=== INPUT ROWS ===

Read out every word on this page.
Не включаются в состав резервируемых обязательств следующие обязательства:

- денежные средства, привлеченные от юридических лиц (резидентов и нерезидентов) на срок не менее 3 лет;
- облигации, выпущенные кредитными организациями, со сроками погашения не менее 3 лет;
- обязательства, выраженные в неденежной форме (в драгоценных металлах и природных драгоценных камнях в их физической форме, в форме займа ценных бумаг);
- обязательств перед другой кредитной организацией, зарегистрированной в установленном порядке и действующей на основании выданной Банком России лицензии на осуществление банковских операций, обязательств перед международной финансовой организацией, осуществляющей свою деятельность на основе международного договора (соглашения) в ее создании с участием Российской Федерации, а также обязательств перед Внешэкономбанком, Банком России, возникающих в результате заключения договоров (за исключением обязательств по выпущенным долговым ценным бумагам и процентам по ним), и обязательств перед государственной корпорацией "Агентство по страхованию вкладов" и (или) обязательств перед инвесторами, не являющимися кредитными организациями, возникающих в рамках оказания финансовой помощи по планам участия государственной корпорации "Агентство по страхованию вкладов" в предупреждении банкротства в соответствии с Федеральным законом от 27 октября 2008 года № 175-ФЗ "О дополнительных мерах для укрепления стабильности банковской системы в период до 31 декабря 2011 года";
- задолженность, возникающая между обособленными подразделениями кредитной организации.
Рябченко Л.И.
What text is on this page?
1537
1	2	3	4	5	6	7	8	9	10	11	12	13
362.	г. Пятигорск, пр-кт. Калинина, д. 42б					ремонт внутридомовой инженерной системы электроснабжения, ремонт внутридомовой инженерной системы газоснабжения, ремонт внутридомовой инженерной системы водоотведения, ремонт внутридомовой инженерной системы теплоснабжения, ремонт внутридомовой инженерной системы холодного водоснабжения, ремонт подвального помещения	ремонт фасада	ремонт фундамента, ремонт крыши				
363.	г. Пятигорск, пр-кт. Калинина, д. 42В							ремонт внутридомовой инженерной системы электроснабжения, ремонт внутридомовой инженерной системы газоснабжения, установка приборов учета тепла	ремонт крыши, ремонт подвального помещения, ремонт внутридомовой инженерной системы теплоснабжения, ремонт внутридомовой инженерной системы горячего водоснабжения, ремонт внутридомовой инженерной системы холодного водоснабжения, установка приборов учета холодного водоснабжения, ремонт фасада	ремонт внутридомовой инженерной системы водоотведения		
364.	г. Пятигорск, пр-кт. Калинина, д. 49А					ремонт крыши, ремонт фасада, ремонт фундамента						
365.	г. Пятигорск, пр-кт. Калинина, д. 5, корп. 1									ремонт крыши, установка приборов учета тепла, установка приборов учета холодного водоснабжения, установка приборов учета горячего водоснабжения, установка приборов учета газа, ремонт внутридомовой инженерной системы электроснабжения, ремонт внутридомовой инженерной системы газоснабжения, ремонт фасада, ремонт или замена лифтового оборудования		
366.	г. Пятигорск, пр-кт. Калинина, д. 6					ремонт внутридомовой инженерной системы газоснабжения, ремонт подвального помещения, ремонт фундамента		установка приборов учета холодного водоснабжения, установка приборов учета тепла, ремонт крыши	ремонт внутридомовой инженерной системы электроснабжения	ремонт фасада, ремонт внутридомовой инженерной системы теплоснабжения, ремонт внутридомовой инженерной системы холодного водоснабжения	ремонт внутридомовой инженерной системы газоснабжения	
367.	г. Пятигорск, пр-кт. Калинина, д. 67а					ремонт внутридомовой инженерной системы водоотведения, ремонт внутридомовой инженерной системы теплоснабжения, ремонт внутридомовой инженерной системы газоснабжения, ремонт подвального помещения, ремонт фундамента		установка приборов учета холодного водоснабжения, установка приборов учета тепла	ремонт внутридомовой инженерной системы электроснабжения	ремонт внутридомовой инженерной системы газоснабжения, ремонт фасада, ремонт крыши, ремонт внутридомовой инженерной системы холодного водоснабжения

===

▸ GIVEN INSTRUCTION: Pick out each line above that includes "page" and show it.

▸ EXERCISE RESPONSE:
Read out every word on this page.
What text is on this page?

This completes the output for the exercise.